Return each line containing "test".

== RECORDS FOR THIS TASK

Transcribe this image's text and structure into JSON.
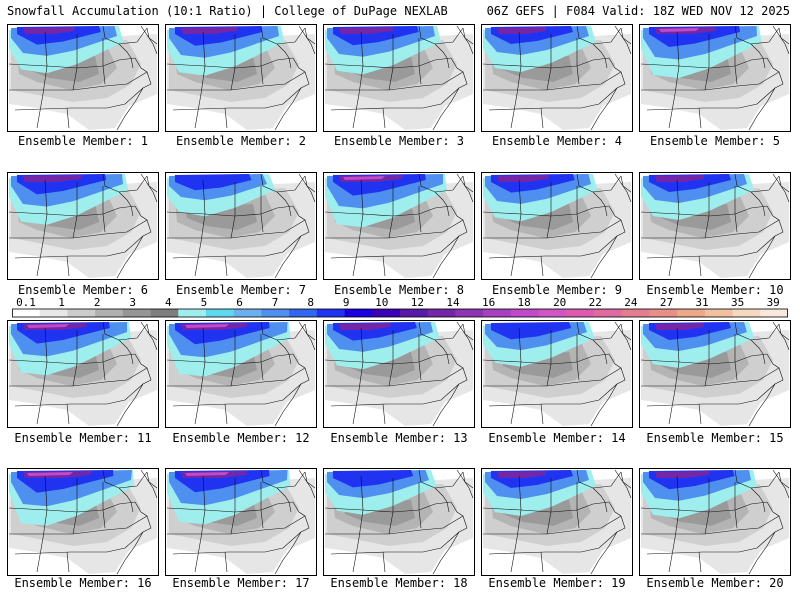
{
  "header": {
    "left": "Snowfall Accumulation (10:1 Ratio) | College of DuPage NEXLAB",
    "right": "06Z GEFS | F084 Valid: 18Z WED NOV 12 2025"
  },
  "colorbar": {
    "tick_labels": [
      "0.1",
      "1",
      "2",
      "3",
      "4",
      "5",
      "6",
      "7",
      "8",
      "9",
      "10",
      "12",
      "14",
      "16",
      "18",
      "20",
      "22",
      "24",
      "27",
      "31",
      "35",
      "39"
    ],
    "colors": [
      "#ffffff",
      "#e8e8e8",
      "#cccccc",
      "#b0b0b0",
      "#969696",
      "#7e7e7e",
      "#9feeee",
      "#5fd8f0",
      "#6ab0ee",
      "#4f8ff0",
      "#3366ee",
      "#1f33f0",
      "#1a00e0",
      "#3a00b8",
      "#5a1aa8",
      "#7426a8",
      "#8f33b5",
      "#a63fc0",
      "#c04ac8",
      "#d055c5",
      "#dd5ab0",
      "#e06aa0",
      "#e47d90",
      "#e89088",
      "#eca888",
      "#f0c0a0",
      "#f5d8c0",
      "#fae8dc"
    ]
  },
  "members": [
    {
      "label": "Ensemble Member: 1",
      "snow_level": 0.55
    },
    {
      "label": "Ensemble Member: 2",
      "snow_level": 0.65
    },
    {
      "label": "Ensemble Member: 3",
      "snow_level": 0.6
    },
    {
      "label": "Ensemble Member: 4",
      "snow_level": 0.5
    },
    {
      "label": "Ensemble Member: 5",
      "snow_level": 0.75
    },
    {
      "label": "Ensemble Member: 6",
      "snow_level": 0.7
    },
    {
      "label": "Ensemble Member: 7",
      "snow_level": 0.35
    },
    {
      "label": "Ensemble Member: 8",
      "snow_level": 0.8
    },
    {
      "label": "Ensemble Member: 9",
      "snow_level": 0.55
    },
    {
      "label": "Ensemble Member: 10",
      "snow_level": 0.5
    },
    {
      "label": "Ensemble Member: 11",
      "snow_level": 0.8
    },
    {
      "label": "Ensemble Member: 12",
      "snow_level": 0.85
    },
    {
      "label": "Ensemble Member: 13",
      "snow_level": 0.55
    },
    {
      "label": "Ensemble Member: 14",
      "snow_level": 0.45
    },
    {
      "label": "Ensemble Member: 15",
      "snow_level": 0.5
    },
    {
      "label": "Ensemble Member: 16",
      "snow_level": 0.9
    },
    {
      "label": "Ensemble Member: 17",
      "snow_level": 0.85
    },
    {
      "label": "Ensemble Member: 18",
      "snow_level": 0.45
    },
    {
      "label": "Ensemble Member: 19",
      "snow_level": 0.5
    },
    {
      "label": "Ensemble Member: 20",
      "snow_level": 0.6
    }
  ]
}
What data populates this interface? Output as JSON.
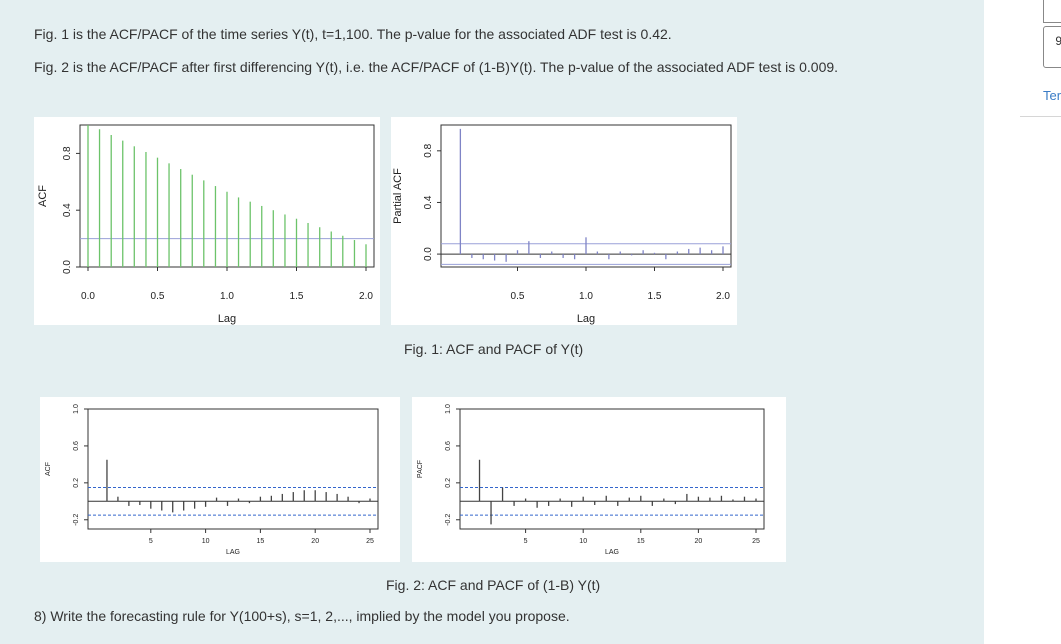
{
  "question": {
    "fig1_text": "Fig. 1 is the ACF/PACF of the time series Y(t), t=1,100. The p-value for the associated ADF test is 0.42.",
    "fig2_text": "Fig. 2 is the ACF/PACF after first differencing Y(t), i.e. the ACF/PACF of (1-B)Y(t). The p-value of the associated ADF test is 0.009.",
    "fig1_caption": "Fig. 1: ACF and PACF of Y(t)",
    "fig2_caption": "Fig. 2: ACF and PACF of (1-B) Y(t)",
    "prompt": "8) Write the forecasting rule for Y(100+s), s=1, 2,..., implied by the model you propose."
  },
  "sidebar": {
    "input_value": "9",
    "link_text": "Ter"
  },
  "chart_data": [
    {
      "type": "bar",
      "ylabel": "ACF",
      "xlabel": "Lag",
      "xticks": [
        "0.0",
        "0.5",
        "1.0",
        "1.5",
        "2.0"
      ],
      "yticks": [
        "0.0",
        "0.4",
        "0.8"
      ],
      "xlim": [
        0,
        2.0
      ],
      "ylim": [
        0,
        1.0
      ],
      "conf_band": 0.2,
      "lags": [
        0.0,
        0.083,
        0.167,
        0.25,
        0.333,
        0.417,
        0.5,
        0.583,
        0.667,
        0.75,
        0.833,
        0.917,
        1.0,
        1.083,
        1.167,
        1.25,
        1.333,
        1.417,
        1.5,
        1.583,
        1.667,
        1.75,
        1.833,
        1.917,
        2.0
      ],
      "values": [
        1.0,
        0.97,
        0.93,
        0.89,
        0.85,
        0.81,
        0.77,
        0.73,
        0.69,
        0.65,
        0.61,
        0.57,
        0.53,
        0.49,
        0.46,
        0.43,
        0.4,
        0.37,
        0.34,
        0.31,
        0.28,
        0.25,
        0.22,
        0.19,
        0.16
      ],
      "color": "#6cc36a"
    },
    {
      "type": "bar",
      "ylabel": "Partial ACF",
      "xlabel": "Lag",
      "xticks": [
        "0.5",
        "1.0",
        "1.5",
        "2.0"
      ],
      "yticks": [
        "0.0",
        "0.4",
        "0.8"
      ],
      "xlim": [
        0,
        2.0
      ],
      "ylim": [
        -0.1,
        1.0
      ],
      "conf_band": 0.08,
      "lags": [
        0.083,
        0.167,
        0.25,
        0.333,
        0.417,
        0.5,
        0.583,
        0.667,
        0.75,
        0.833,
        0.917,
        1.0,
        1.083,
        1.167,
        1.25,
        1.333,
        1.417,
        1.5,
        1.583,
        1.667,
        1.75,
        1.833,
        1.917,
        2.0
      ],
      "values": [
        0.97,
        -0.03,
        -0.04,
        -0.05,
        -0.06,
        0.03,
        0.1,
        -0.03,
        0.02,
        -0.03,
        -0.04,
        0.13,
        0.02,
        -0.04,
        0.02,
        -0.01,
        0.03,
        0.01,
        -0.04,
        0.02,
        0.04,
        0.05,
        0.03,
        0.06
      ],
      "color": "#7f84c6"
    },
    {
      "type": "bar",
      "ylabel": "ACF",
      "xlabel": "LAG",
      "xticks": [
        "5",
        "10",
        "15",
        "20",
        "25"
      ],
      "yticks": [
        "-0.2",
        "0.2",
        "0.6",
        "1.0"
      ],
      "xlim": [
        0,
        25
      ],
      "ylim": [
        -0.3,
        1.0
      ],
      "conf_band": 0.15,
      "lags": [
        1,
        2,
        3,
        4,
        5,
        6,
        7,
        8,
        9,
        10,
        11,
        12,
        13,
        14,
        15,
        16,
        17,
        18,
        19,
        20,
        21,
        22,
        23,
        24,
        25
      ],
      "values": [
        0.45,
        0.05,
        -0.05,
        -0.04,
        -0.08,
        -0.1,
        -0.12,
        -0.1,
        -0.08,
        -0.06,
        0.04,
        -0.05,
        0.03,
        -0.02,
        0.05,
        0.06,
        0.08,
        0.1,
        0.12,
        0.12,
        0.1,
        0.08,
        0.05,
        -0.02,
        0.03
      ],
      "color": "#444444"
    },
    {
      "type": "bar",
      "ylabel": "PACF",
      "xlabel": "LAG",
      "xticks": [
        "5",
        "10",
        "15",
        "20",
        "25"
      ],
      "yticks": [
        "-0.2",
        "0.2",
        "0.6",
        "1.0"
      ],
      "xlim": [
        0,
        25
      ],
      "ylim": [
        -0.3,
        1.0
      ],
      "conf_band": 0.15,
      "lags": [
        1,
        2,
        3,
        4,
        5,
        6,
        7,
        8,
        9,
        10,
        11,
        12,
        13,
        14,
        15,
        16,
        17,
        18,
        19,
        20,
        21,
        22,
        23,
        24,
        25
      ],
      "values": [
        0.45,
        -0.25,
        0.15,
        -0.05,
        0.03,
        -0.07,
        -0.05,
        0.03,
        -0.06,
        0.05,
        -0.04,
        0.06,
        -0.05,
        0.04,
        0.06,
        -0.05,
        0.03,
        -0.03,
        0.08,
        0.05,
        0.04,
        0.06,
        0.02,
        0.05,
        0.03
      ],
      "color": "#444444"
    }
  ]
}
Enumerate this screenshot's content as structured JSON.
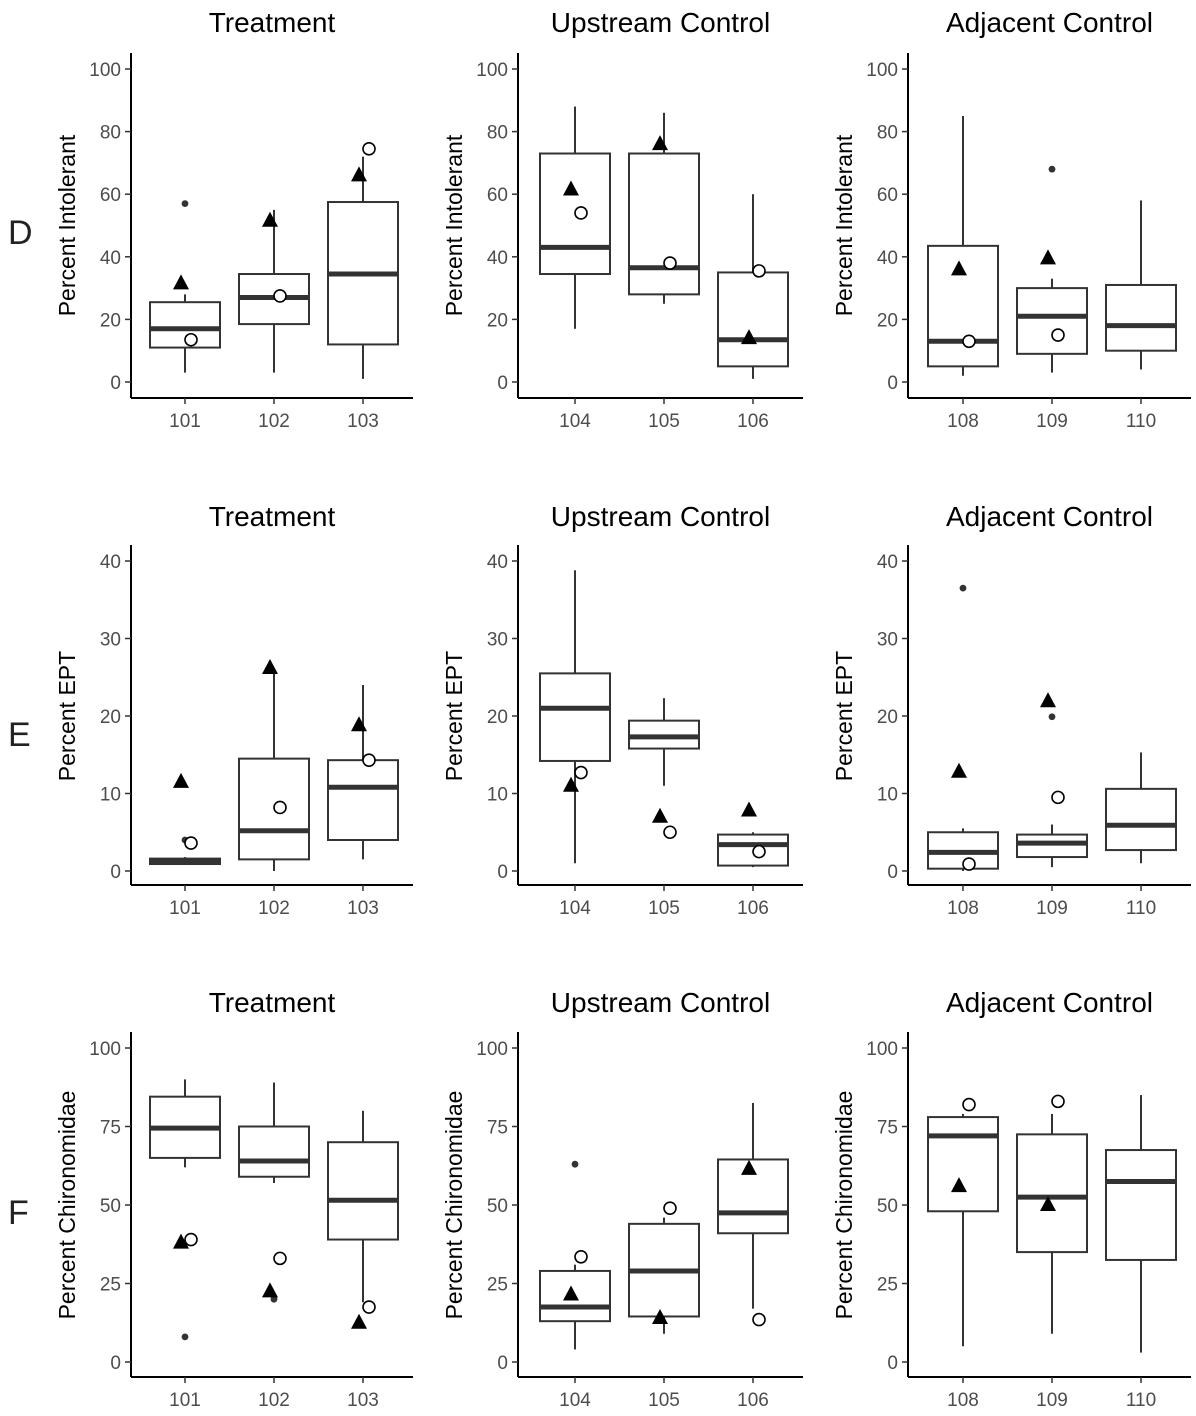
{
  "row_labels": [
    "D",
    "E",
    "F"
  ],
  "chart_data": [
    {
      "type": "boxplot",
      "row": "D",
      "title": "Treatment",
      "ylabel": "Percent Intolerant",
      "ylim": [
        0,
        100
      ],
      "yticks": [
        0,
        20,
        40,
        60,
        80,
        100
      ],
      "grid": false,
      "categories": [
        "101",
        "102",
        "103"
      ],
      "boxes": [
        {
          "category": "101",
          "whisker_low": 3,
          "q1": 11,
          "median": 17,
          "q3": 25.5,
          "whisker_high": 28,
          "outliers": [
            57
          ],
          "triangle": 31.5,
          "circle": 13.5
        },
        {
          "category": "102",
          "whisker_low": 3,
          "q1": 18.5,
          "median": 27,
          "q3": 34.5,
          "whisker_high": 55,
          "outliers": [],
          "triangle": 51.5,
          "circle": 27.5
        },
        {
          "category": "103",
          "whisker_low": 1,
          "q1": 12,
          "median": 34.5,
          "q3": 57.5,
          "whisker_high": 72,
          "outliers": [],
          "triangle": 66,
          "circle": 74.5
        }
      ]
    },
    {
      "type": "boxplot",
      "row": "D",
      "title": "Upstream Control",
      "ylabel": "Percent Intolerant",
      "ylim": [
        0,
        100
      ],
      "yticks": [
        0,
        20,
        40,
        60,
        80,
        100
      ],
      "grid": false,
      "categories": [
        "104",
        "105",
        "106"
      ],
      "boxes": [
        {
          "category": "104",
          "whisker_low": 17,
          "q1": 34.5,
          "median": 43,
          "q3": 73,
          "whisker_high": 88,
          "outliers": [],
          "triangle": 61.5,
          "circle": 54
        },
        {
          "category": "105",
          "whisker_low": 25,
          "q1": 28,
          "median": 36.5,
          "q3": 73,
          "whisker_high": 86,
          "outliers": [],
          "triangle": 76,
          "circle": 38
        },
        {
          "category": "106",
          "whisker_low": 1,
          "q1": 5,
          "median": 13.5,
          "q3": 35,
          "whisker_high": 60,
          "outliers": [],
          "triangle": 14,
          "circle": 35.5
        }
      ]
    },
    {
      "type": "boxplot",
      "row": "D",
      "title": "Adjacent Control",
      "ylabel": "Percent Intolerant",
      "ylim": [
        0,
        100
      ],
      "yticks": [
        0,
        20,
        40,
        60,
        80,
        100
      ],
      "grid": false,
      "categories": [
        "108",
        "109",
        "110"
      ],
      "boxes": [
        {
          "category": "108",
          "whisker_low": 2,
          "q1": 5,
          "median": 13,
          "q3": 43.5,
          "whisker_high": 85,
          "outliers": [],
          "triangle": 36,
          "circle": 13
        },
        {
          "category": "109",
          "whisker_low": 3,
          "q1": 9,
          "median": 21,
          "q3": 30,
          "whisker_high": 33,
          "outliers": [
            68
          ],
          "triangle": 39.5,
          "circle": 15
        },
        {
          "category": "110",
          "whisker_low": 4,
          "q1": 10,
          "median": 18,
          "q3": 31,
          "whisker_high": 58,
          "outliers": [],
          "triangle": null,
          "circle": null
        }
      ]
    },
    {
      "type": "boxplot",
      "row": "E",
      "title": "Treatment",
      "ylabel": "Percent EPT",
      "ylim": [
        0,
        40
      ],
      "yticks": [
        0,
        10,
        20,
        30,
        40
      ],
      "grid": false,
      "categories": [
        "101",
        "102",
        "103"
      ],
      "boxes": [
        {
          "category": "101",
          "whisker_low": 0.8,
          "q1": 0.9,
          "median": 1.2,
          "q3": 1.6,
          "whisker_high": 1.8,
          "outliers": [
            4
          ],
          "triangle": 11.5,
          "circle": 3.6
        },
        {
          "category": "102",
          "whisker_low": 0,
          "q1": 1.5,
          "median": 5.2,
          "q3": 14.5,
          "whisker_high": 26,
          "outliers": [],
          "triangle": 26.2,
          "circle": 8.2
        },
        {
          "category": "103",
          "whisker_low": 1.5,
          "q1": 4,
          "median": 10.8,
          "q3": 14.3,
          "whisker_high": 24,
          "outliers": [],
          "triangle": 18.8,
          "circle": 14.3
        }
      ]
    },
    {
      "type": "boxplot",
      "row": "E",
      "title": "Upstream Control",
      "ylabel": "Percent EPT",
      "ylim": [
        0,
        40
      ],
      "yticks": [
        0,
        10,
        20,
        30,
        40
      ],
      "grid": false,
      "categories": [
        "104",
        "105",
        "106"
      ],
      "boxes": [
        {
          "category": "104",
          "whisker_low": 1,
          "q1": 14.2,
          "median": 21,
          "q3": 25.5,
          "whisker_high": 38.8,
          "outliers": [],
          "triangle": 11,
          "circle": 12.7
        },
        {
          "category": "105",
          "whisker_low": 11,
          "q1": 15.8,
          "median": 17.3,
          "q3": 19.4,
          "whisker_high": 22.3,
          "outliers": [],
          "triangle": 7,
          "circle": 5
        },
        {
          "category": "106",
          "whisker_low": 0.5,
          "q1": 0.7,
          "median": 3.4,
          "q3": 4.7,
          "whisker_high": 5,
          "outliers": [],
          "triangle": 7.8,
          "circle": 2.5
        }
      ]
    },
    {
      "type": "boxplot",
      "row": "E",
      "title": "Adjacent Control",
      "ylabel": "Percent EPT",
      "ylim": [
        0,
        40
      ],
      "yticks": [
        0,
        10,
        20,
        30,
        40
      ],
      "grid": false,
      "categories": [
        "108",
        "109",
        "110"
      ],
      "boxes": [
        {
          "category": "108",
          "whisker_low": 0,
          "q1": 0.3,
          "median": 2.4,
          "q3": 5,
          "whisker_high": 5.5,
          "outliers": [
            36.5
          ],
          "triangle": 12.8,
          "circle": 0.9
        },
        {
          "category": "109",
          "whisker_low": 0.5,
          "q1": 1.8,
          "median": 3.6,
          "q3": 4.7,
          "whisker_high": 6,
          "outliers": [
            19.9
          ],
          "triangle": 21.9,
          "circle": 9.5
        },
        {
          "category": "110",
          "whisker_low": 1,
          "q1": 2.7,
          "median": 5.9,
          "q3": 10.6,
          "whisker_high": 15.3,
          "outliers": [],
          "triangle": null,
          "circle": null
        }
      ]
    },
    {
      "type": "boxplot",
      "row": "F",
      "title": "Treatment",
      "ylabel": "Percent Chironomidae",
      "ylim": [
        0,
        100
      ],
      "yticks": [
        0,
        25,
        50,
        75,
        100
      ],
      "grid": false,
      "categories": [
        "101",
        "102",
        "103"
      ],
      "boxes": [
        {
          "category": "101",
          "whisker_low": 62,
          "q1": 65,
          "median": 74.5,
          "q3": 84.5,
          "whisker_high": 90,
          "outliers": [
            8
          ],
          "triangle": 38,
          "circle": 39
        },
        {
          "category": "102",
          "whisker_low": 57,
          "q1": 59,
          "median": 64,
          "q3": 75,
          "whisker_high": 89,
          "outliers": [
            20
          ],
          "triangle": 22.5,
          "circle": 33
        },
        {
          "category": "103",
          "whisker_low": 19,
          "q1": 39,
          "median": 51.5,
          "q3": 70,
          "whisker_high": 80,
          "outliers": [],
          "triangle": 12.5,
          "circle": 17.5
        }
      ]
    },
    {
      "type": "boxplot",
      "row": "F",
      "title": "Upstream Control",
      "ylabel": "Percent Chironomidae",
      "ylim": [
        0,
        100
      ],
      "yticks": [
        0,
        25,
        50,
        75,
        100
      ],
      "grid": false,
      "categories": [
        "104",
        "105",
        "106"
      ],
      "boxes": [
        {
          "category": "104",
          "whisker_low": 4,
          "q1": 13,
          "median": 17.5,
          "q3": 29,
          "whisker_high": 31,
          "outliers": [
            63
          ],
          "triangle": 21.5,
          "circle": 33.5
        },
        {
          "category": "105",
          "whisker_low": 9,
          "q1": 14.5,
          "median": 29,
          "q3": 44,
          "whisker_high": 46,
          "outliers": [],
          "triangle": 14,
          "circle": 49
        },
        {
          "category": "106",
          "whisker_low": 17,
          "q1": 41,
          "median": 47.5,
          "q3": 64.5,
          "whisker_high": 82.5,
          "outliers": [],
          "triangle": 61.5,
          "circle": 13.5
        }
      ]
    },
    {
      "type": "boxplot",
      "row": "F",
      "title": "Adjacent Control",
      "ylabel": "Percent Chironomidae",
      "ylim": [
        0,
        100
      ],
      "yticks": [
        0,
        25,
        50,
        75,
        100
      ],
      "grid": false,
      "categories": [
        "108",
        "109",
        "110"
      ],
      "boxes": [
        {
          "category": "108",
          "whisker_low": 5,
          "q1": 48,
          "median": 72,
          "q3": 78,
          "whisker_high": 79,
          "outliers": [],
          "triangle": 56,
          "circle": 82
        },
        {
          "category": "109",
          "whisker_low": 9,
          "q1": 35,
          "median": 52.5,
          "q3": 72.5,
          "whisker_high": 79,
          "outliers": [],
          "triangle": 50,
          "circle": 83
        },
        {
          "category": "110",
          "whisker_low": 3,
          "q1": 32.5,
          "median": 57.5,
          "q3": 67.5,
          "whisker_high": 85,
          "outliers": [],
          "triangle": null,
          "circle": null
        }
      ]
    }
  ]
}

====

▶ **ANSWER**
    "fig1_text": "Fig. 1 is the ACF/PACF of the time series Y(t), t=1,100. The p-value for the associated ADF test is 0.42.",
    "fig2_text": "Fig. 2 is the ACF/PACF after first differencing Y(t), i.e. the ACF/PACF of (1-B)Y(t). The p-value of the associated ADF test is 0.009.",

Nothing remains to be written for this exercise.